Excerpt provided:

Summer school lectures on trustworthy AI
The summer school was broken into two halves: each morning we held a series of lectures focused on specific topics; each afternoon, we had a “trust-a-thon” with a specific focus tied to the morning lectures. We describe the trust-a-thon in the following section. Each day of summer school focused on a specific theme, with the themes connected across the lectures and trust-a-thon activities. The lectures for each day were created in a convergent manner involving an interdisciplinary team of AI2ES researchers and collaborators from AI, environmental sciences, and risk communication. This convergent development of the materials benefited all participants by giving them a synergistic perspective across disciplines. We also placed a strong emphasis on making the lectures engaging and as participatory as we could, given the virtual format and how many participants we had. We used Slido, an online and interactive polling platform, to host 36 different activities (polls, surveys, etc.) across the 4 days. We also used Slido for open questions all throughout the lectures, which was very active with participants asking questions and members from across AI2ES answering them, sharing resources, and facilitating conversations.

Brief 1: According to the excerpt on the summer school lectures, how many activities were hosted on Slido across the 4 days?

The data:

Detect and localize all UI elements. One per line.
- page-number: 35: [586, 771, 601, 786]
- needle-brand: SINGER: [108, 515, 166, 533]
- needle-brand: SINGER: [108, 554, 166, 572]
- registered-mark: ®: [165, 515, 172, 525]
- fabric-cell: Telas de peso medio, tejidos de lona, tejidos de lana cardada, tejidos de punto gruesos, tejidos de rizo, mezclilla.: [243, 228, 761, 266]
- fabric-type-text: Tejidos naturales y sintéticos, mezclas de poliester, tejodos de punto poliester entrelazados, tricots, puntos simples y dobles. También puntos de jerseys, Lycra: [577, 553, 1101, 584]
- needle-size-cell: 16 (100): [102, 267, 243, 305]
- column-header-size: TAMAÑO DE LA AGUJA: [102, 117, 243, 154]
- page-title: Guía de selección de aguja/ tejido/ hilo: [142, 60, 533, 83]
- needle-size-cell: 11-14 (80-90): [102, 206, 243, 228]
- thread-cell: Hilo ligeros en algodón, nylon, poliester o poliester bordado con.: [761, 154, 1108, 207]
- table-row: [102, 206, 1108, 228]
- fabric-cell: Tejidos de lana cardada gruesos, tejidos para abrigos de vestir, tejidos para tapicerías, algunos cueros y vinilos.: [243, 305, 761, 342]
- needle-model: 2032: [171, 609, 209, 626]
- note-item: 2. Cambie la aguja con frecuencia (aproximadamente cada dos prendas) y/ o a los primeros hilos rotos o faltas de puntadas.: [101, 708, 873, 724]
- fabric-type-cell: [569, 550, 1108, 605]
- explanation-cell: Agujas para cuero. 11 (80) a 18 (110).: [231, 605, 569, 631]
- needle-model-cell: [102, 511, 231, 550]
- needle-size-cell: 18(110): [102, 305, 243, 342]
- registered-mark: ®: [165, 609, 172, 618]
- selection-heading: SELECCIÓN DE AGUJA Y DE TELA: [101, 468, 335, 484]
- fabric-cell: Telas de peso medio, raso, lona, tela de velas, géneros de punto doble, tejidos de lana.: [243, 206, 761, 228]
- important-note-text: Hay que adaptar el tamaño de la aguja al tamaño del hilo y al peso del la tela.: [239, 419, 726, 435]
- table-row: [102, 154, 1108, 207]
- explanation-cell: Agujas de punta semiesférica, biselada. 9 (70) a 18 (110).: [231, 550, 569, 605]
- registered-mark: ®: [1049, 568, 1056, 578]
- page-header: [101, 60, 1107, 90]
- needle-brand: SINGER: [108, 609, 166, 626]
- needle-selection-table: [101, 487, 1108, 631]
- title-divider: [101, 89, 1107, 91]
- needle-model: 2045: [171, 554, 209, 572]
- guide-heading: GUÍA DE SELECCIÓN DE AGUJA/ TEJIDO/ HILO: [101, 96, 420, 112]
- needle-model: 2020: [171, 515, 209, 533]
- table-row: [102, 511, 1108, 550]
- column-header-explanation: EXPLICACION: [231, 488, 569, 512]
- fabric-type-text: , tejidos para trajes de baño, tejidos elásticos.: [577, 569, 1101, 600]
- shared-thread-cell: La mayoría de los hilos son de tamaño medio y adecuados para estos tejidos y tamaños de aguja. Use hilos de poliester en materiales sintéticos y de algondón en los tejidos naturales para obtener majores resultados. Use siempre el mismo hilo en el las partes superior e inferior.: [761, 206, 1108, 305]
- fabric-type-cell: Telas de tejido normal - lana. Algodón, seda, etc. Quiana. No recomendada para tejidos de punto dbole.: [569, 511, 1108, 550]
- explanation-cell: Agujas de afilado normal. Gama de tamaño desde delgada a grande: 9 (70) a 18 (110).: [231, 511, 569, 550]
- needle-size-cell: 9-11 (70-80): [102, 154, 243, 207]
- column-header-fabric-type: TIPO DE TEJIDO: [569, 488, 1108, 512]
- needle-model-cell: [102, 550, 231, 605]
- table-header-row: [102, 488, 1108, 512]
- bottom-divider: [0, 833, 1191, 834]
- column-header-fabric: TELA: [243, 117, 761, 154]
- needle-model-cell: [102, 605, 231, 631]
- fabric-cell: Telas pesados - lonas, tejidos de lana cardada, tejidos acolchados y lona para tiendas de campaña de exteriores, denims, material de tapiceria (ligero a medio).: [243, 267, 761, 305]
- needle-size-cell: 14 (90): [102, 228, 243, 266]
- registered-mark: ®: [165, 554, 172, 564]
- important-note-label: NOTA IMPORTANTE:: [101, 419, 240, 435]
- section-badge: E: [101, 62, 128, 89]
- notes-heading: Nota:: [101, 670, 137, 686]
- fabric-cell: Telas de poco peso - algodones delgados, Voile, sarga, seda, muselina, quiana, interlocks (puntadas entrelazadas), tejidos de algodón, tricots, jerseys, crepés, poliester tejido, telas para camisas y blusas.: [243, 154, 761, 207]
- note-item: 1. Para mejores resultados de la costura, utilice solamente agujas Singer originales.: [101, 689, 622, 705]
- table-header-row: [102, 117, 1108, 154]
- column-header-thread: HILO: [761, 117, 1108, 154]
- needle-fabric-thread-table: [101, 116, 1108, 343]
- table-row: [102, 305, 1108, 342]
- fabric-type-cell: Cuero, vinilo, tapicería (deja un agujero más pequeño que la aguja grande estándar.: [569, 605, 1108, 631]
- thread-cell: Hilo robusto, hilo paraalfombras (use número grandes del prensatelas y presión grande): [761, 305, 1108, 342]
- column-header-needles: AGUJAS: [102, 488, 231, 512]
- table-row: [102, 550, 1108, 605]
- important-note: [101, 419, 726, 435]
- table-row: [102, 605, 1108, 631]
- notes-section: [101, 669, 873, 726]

Brief 2: Repeat the part of the records that opens with their first line and closes with the line containing "- needle-model: 2032: [171, 609, 209, 626]", both ends included.

Expected answer 1: 36 activities, such as polls and surveys.

Expected answer 2:
Detect and localize all UI elements. One per line.
- page-number: 35: [586, 771, 601, 786]
- needle-brand: SINGER: [108, 515, 166, 533]
- needle-brand: SINGER: [108, 554, 166, 572]
- registered-mark: ®: [165, 515, 172, 525]
- fabric-cell: Telas de peso medio, tejidos de lona, tejidos de lana cardada, tejidos de punto gruesos, tejidos de rizo, mezclilla.: [243, 228, 761, 266]
- fabric-type-text: Tejidos naturales y sintéticos, mezclas de poliester, tejodos de punto poliester entrelazados, tricots, puntos simples y dobles. También puntos de jerseys, Lycra: [577, 553, 1101, 584]
- needle-size-cell: 16 (100): [102, 267, 243, 305]
- column-header-size: TAMAÑO DE LA AGUJA: [102, 117, 243, 154]
- page-title: Guía de selección de aguja/ tejido/ hilo: [142, 60, 533, 83]
- needle-size-cell: 11-14 (80-90): [102, 206, 243, 228]
- thread-cell: Hilo ligeros en algodón, nylon, poliester o poliester bordado con.: [761, 154, 1108, 207]
- table-row: [102, 206, 1108, 228]
- fabric-cell: Tejidos de lana cardada gruesos, tejidos para abrigos de vestir, tejidos para tapicerías, algunos cueros y vinilos.: [243, 305, 761, 342]
- needle-model: 2032: [171, 609, 209, 626]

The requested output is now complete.